▸ **STATED PROBLEM 1**
In the numpy tutorial, why has Python been highlighted as a great programming language for data science?
▸ **STATED PROBLEM 2**
Retype the numpy tutorial from "# Neoscholar Machine" to "basics of pandas.".

▸ **TEXT TO READ**
==================================================

# Neoscholar Machine Learning Tutorials
### Session 01. Introduction to Numpy, Pandas, and Matplotlib

### Contents
1. Numpy
2. Pandas
3. Matplotlib
4. EDA(Exploratory Data Analysis)

### Aim
At the end of this session, you will be able to:
- Understand the basics of numpy.
- Understand the basics of pandas.
- Understand the basics of matplotlib.
- Perform an Exploratory Data Analysis (EDA).

## 1. Numpy
Python have been highlighted as a great programming language in the field of data science because it is easy to learn and supported by a number of scientific computing libraries. Numpy is one of the vital libraries that deals with mathematical computation and enables users to compute multi-dimensional data structure more efficiently and easier.

### 1.1 Basics of Numpy

In [None]:
# Run this shell if you didn't install numpy
!pip install numpy

In [None]:
import numpy as np
print(np.__version__)

In [None]:
a = np.array([1, 2, 3, 4]) # create a rank 1 array
print("Type of a: ", type(a))
print("Shape of a: ", a.shape)
print("The first element of a: ", a[0])
print("The last element of a: ", a[-1])

### How do you initialise numpy arrays / matrix?

In [None]:
"""
TODO: Replace 'None's with appropriate answers
e.g) b = np.None((2, 2)) --> np.ones((2, 2))
"""

# create a matrix full of ones
b = np.None((2, 2))
print("Matrix b")
print(b)

# create a matrix full of zeros
c = np.None((2, 3))
print("\nMatrix c")
print(c)

# create an identity matrix
d = np.None(3)

==================================================

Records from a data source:
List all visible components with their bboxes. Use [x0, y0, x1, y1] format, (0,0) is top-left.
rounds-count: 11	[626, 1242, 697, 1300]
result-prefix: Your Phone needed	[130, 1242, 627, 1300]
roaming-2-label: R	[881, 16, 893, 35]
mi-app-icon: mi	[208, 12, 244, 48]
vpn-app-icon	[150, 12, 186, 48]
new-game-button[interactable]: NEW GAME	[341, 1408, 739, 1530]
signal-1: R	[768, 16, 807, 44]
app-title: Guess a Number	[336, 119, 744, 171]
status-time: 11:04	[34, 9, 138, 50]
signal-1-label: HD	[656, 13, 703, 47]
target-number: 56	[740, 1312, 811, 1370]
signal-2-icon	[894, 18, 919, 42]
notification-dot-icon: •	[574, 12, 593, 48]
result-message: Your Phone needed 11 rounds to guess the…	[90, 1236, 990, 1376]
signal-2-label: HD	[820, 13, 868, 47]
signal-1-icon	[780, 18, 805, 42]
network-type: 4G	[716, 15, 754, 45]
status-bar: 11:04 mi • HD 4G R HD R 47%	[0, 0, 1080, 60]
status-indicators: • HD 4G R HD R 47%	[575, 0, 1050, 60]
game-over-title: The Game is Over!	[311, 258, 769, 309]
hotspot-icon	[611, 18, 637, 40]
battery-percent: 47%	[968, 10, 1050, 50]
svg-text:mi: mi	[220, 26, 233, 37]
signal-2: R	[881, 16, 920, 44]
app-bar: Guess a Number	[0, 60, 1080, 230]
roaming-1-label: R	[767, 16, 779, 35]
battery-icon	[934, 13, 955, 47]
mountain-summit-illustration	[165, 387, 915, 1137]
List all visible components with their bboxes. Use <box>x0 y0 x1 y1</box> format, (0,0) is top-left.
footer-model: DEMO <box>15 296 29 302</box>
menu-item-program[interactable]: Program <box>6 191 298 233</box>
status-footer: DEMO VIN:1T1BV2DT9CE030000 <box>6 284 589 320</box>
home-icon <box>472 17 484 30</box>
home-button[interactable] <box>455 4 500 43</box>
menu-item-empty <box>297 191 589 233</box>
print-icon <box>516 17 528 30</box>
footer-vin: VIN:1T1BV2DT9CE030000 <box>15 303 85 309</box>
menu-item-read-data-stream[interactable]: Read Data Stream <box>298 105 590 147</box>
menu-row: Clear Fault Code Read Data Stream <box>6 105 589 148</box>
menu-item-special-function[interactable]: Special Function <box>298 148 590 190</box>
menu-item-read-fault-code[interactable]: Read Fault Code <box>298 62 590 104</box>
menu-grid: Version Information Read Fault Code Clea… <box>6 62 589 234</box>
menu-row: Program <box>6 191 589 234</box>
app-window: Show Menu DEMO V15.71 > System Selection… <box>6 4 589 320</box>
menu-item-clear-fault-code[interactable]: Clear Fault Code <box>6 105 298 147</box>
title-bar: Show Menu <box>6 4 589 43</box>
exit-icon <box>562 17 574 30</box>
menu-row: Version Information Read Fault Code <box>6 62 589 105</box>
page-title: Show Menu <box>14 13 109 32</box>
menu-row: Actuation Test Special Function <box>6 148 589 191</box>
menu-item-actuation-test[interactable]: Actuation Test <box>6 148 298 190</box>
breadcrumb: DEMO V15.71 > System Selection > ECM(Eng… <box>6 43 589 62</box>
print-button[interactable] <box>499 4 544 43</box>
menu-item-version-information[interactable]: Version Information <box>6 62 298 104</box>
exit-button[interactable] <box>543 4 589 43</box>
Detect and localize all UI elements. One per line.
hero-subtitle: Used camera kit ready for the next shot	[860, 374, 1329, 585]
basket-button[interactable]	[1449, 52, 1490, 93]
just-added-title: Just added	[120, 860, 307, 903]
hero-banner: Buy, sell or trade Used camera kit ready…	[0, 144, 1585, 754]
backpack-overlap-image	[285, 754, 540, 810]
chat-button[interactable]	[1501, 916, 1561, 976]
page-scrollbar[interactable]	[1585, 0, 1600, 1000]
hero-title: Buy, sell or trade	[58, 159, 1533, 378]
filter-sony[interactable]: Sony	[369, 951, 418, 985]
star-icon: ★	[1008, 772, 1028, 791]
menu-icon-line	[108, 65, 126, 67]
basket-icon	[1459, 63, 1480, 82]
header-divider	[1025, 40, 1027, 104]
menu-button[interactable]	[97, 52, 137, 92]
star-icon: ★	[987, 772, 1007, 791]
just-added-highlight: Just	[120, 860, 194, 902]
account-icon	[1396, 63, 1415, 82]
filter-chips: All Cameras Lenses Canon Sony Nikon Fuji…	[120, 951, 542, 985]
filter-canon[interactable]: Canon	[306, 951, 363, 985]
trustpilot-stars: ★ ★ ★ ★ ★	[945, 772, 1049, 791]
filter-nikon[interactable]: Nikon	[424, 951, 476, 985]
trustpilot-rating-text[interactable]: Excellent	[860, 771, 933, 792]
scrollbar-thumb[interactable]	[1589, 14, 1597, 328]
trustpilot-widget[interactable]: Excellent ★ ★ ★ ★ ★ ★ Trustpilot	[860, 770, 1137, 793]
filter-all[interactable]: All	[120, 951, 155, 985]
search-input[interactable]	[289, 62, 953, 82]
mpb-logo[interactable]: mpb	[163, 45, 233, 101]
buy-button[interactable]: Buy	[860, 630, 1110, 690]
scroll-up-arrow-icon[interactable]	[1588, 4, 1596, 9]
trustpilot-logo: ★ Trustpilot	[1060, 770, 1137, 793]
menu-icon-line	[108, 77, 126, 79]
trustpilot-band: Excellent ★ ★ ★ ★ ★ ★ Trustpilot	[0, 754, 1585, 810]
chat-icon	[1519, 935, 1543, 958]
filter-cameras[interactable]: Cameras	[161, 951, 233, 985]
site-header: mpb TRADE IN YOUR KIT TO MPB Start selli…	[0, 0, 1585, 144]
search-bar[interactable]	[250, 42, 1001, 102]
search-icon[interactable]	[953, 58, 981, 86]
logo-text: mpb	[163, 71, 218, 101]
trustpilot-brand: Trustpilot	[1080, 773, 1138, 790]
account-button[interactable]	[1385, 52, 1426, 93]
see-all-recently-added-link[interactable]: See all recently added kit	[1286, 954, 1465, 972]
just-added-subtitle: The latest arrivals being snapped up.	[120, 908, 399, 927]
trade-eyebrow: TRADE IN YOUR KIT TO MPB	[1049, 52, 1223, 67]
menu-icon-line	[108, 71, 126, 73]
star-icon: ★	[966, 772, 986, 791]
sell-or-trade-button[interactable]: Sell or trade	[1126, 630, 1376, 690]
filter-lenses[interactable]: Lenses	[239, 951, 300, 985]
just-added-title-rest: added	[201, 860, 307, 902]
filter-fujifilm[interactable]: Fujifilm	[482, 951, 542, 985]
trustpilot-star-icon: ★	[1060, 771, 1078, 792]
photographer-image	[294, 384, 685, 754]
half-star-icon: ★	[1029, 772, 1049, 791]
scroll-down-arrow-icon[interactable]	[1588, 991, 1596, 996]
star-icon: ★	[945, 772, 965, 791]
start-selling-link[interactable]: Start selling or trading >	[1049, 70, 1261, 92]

==================================================

▸ **EXERCISE ANSWER 1**
Python is easy to learn and is supported by a number of scientific computing libraries.

▸ **EXERCISE ANSWER 2**
# Neoscholar Machine Learning Tutorials
### Session 01. Introduction to Numpy, Pandas, and Matplotlib

### Contents
1. Numpy
2. Pandas
3. Matplotlib
4. EDA(Exploratory Data Analysis)

### Aim
At the end of this session, you will be able to:
- Understand the basics of numpy.
- Understand the basics of pandas.